_Problem requirements_
From the entries below, extract every line that includes the word "Anne".
# START OF Exercise materials
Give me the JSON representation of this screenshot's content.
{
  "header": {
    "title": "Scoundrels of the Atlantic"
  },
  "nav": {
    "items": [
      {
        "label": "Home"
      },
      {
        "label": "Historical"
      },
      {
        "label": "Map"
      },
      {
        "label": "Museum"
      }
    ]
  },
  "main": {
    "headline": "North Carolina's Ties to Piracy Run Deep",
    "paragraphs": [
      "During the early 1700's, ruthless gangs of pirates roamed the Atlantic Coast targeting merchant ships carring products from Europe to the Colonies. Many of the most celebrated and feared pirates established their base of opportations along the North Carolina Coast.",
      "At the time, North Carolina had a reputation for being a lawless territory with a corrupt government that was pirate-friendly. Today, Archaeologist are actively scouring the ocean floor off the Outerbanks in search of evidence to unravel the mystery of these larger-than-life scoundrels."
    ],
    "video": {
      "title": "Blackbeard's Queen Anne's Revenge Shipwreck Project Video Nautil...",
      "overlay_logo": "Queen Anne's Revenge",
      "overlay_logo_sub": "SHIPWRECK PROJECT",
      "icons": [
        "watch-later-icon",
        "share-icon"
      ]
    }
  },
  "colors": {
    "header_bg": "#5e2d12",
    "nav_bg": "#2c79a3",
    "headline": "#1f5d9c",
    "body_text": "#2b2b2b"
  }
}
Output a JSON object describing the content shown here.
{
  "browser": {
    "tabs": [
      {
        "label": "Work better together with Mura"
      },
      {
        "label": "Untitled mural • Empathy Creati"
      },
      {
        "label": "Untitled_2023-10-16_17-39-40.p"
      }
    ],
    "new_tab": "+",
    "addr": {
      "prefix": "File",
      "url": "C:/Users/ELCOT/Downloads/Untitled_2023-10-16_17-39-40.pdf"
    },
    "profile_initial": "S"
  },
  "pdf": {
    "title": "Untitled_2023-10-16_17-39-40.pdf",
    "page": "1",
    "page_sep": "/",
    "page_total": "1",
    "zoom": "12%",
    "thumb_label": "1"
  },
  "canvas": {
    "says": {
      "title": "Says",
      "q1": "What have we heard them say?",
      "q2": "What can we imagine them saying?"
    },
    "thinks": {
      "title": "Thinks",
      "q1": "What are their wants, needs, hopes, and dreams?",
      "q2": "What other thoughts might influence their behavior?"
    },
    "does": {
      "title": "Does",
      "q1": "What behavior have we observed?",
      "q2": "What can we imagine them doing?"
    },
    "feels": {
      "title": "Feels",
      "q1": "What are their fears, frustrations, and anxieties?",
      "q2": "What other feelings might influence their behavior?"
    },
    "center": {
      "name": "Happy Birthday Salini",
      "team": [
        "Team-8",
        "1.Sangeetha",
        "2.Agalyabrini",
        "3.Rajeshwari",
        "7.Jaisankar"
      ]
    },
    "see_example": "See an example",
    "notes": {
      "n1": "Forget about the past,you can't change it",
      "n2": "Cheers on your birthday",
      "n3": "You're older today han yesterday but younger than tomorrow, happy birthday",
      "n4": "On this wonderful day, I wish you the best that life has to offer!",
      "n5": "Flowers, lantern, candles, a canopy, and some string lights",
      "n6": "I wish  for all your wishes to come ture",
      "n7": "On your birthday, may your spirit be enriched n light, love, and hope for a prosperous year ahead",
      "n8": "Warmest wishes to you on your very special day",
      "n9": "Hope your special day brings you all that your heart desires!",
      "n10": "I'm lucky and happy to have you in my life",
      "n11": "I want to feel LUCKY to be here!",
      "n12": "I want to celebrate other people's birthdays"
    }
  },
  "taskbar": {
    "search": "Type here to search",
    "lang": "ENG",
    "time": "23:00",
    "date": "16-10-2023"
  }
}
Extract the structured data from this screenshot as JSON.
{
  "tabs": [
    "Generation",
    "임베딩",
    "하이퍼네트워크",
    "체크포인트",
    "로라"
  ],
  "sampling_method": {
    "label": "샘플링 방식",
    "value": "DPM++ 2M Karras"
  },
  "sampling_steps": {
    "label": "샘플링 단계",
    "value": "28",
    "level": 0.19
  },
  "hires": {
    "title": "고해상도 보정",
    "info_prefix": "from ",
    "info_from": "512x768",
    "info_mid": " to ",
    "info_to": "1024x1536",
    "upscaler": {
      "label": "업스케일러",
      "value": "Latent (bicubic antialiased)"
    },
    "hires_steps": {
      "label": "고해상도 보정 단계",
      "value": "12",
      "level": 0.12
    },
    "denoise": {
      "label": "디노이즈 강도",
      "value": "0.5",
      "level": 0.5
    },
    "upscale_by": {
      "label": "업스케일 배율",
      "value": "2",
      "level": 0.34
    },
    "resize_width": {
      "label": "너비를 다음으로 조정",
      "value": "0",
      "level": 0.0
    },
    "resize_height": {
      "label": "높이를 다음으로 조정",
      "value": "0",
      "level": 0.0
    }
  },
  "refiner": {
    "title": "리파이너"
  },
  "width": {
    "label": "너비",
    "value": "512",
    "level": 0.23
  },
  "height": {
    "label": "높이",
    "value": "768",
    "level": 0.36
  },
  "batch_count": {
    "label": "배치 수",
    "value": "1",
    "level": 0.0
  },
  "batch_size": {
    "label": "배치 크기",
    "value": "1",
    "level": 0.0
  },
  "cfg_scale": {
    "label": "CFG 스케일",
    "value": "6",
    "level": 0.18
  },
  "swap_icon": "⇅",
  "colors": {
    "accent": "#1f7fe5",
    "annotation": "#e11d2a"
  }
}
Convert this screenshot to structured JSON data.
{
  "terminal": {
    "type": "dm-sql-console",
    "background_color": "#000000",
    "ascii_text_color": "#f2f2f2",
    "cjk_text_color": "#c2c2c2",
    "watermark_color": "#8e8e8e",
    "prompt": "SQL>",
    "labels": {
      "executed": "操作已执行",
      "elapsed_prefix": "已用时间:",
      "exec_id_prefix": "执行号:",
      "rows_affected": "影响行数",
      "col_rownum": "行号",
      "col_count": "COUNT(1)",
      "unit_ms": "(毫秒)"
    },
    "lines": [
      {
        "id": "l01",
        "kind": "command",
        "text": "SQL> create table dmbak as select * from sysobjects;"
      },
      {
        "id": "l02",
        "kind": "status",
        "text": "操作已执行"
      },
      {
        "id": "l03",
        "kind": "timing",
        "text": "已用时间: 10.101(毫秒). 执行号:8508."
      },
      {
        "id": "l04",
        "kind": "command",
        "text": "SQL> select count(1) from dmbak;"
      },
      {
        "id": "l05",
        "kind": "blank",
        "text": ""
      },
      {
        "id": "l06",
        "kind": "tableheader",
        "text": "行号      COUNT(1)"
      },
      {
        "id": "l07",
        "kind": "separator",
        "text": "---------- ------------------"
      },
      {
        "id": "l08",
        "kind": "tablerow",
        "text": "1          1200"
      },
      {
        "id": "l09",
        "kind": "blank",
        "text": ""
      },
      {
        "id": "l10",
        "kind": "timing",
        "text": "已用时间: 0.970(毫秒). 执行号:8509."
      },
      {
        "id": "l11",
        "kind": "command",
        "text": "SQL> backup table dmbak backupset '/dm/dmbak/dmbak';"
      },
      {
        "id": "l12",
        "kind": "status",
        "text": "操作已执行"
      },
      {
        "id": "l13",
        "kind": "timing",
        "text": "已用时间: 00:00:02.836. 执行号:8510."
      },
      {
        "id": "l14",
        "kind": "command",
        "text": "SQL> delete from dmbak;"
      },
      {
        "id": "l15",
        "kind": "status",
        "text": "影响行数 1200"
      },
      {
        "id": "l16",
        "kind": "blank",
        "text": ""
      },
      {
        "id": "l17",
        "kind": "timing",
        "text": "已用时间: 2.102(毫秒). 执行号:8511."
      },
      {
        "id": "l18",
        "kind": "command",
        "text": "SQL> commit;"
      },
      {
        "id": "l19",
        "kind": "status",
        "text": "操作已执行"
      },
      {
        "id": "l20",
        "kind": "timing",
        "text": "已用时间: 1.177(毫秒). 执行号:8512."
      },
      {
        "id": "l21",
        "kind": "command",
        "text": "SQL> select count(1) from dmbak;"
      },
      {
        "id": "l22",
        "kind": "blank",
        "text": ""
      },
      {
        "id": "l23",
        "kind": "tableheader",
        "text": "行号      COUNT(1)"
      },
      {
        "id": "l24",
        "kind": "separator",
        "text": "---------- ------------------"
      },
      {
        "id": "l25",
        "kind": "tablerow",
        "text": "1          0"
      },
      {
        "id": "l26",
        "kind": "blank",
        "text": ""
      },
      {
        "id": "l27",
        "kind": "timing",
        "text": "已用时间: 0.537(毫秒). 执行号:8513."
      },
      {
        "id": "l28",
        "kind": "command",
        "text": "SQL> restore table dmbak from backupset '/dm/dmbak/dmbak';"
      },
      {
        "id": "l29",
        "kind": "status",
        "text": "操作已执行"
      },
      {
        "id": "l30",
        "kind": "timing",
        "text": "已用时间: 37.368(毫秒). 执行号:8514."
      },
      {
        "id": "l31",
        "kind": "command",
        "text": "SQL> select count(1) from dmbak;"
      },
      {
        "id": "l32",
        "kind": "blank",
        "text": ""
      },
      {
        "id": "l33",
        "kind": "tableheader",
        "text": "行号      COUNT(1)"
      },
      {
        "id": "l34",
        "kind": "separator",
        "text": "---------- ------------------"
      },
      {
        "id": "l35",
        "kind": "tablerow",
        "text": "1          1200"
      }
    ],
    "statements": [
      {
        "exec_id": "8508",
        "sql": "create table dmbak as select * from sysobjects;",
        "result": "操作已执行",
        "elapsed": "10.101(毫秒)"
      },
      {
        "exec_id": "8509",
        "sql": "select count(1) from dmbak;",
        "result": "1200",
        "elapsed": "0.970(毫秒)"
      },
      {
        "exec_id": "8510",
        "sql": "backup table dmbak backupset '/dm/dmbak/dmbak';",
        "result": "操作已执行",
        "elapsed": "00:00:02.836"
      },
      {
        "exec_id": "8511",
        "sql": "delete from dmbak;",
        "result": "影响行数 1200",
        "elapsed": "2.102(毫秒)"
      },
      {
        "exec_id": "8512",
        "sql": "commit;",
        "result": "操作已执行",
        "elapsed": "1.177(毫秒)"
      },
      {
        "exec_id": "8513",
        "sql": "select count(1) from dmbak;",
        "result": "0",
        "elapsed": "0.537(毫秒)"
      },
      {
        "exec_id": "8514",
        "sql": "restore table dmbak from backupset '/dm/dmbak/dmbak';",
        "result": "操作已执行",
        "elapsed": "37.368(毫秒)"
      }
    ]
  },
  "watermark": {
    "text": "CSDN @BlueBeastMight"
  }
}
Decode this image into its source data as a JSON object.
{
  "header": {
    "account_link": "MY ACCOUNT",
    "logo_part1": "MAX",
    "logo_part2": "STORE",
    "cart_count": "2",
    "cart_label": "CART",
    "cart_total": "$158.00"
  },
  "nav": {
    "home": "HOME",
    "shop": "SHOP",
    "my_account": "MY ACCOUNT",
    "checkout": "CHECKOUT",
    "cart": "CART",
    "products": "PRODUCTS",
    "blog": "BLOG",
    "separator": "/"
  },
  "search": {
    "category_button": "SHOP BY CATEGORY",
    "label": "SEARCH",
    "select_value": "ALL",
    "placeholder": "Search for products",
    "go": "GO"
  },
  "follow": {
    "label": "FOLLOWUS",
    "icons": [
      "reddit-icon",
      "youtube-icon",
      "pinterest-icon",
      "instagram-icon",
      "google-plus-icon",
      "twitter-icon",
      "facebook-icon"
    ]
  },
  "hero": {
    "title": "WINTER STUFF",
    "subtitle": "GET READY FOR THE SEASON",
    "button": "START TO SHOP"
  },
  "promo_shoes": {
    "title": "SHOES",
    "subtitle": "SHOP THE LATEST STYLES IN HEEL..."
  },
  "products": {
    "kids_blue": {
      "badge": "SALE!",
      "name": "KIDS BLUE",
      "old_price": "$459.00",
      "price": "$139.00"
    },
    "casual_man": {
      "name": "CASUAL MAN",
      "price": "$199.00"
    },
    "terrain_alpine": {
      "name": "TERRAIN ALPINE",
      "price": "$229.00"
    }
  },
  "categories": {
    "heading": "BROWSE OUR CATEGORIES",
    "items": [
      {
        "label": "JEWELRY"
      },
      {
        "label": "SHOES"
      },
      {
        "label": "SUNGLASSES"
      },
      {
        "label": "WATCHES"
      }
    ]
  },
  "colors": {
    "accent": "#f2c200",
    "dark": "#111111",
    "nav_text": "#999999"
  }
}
# END OF Exercise materials
_Task result_
      "title": "Blackbeard's Queen Anne's Revenge Shipwreck Project Video Nautil...",
      "overlay_logo": "Queen Anne's Revenge",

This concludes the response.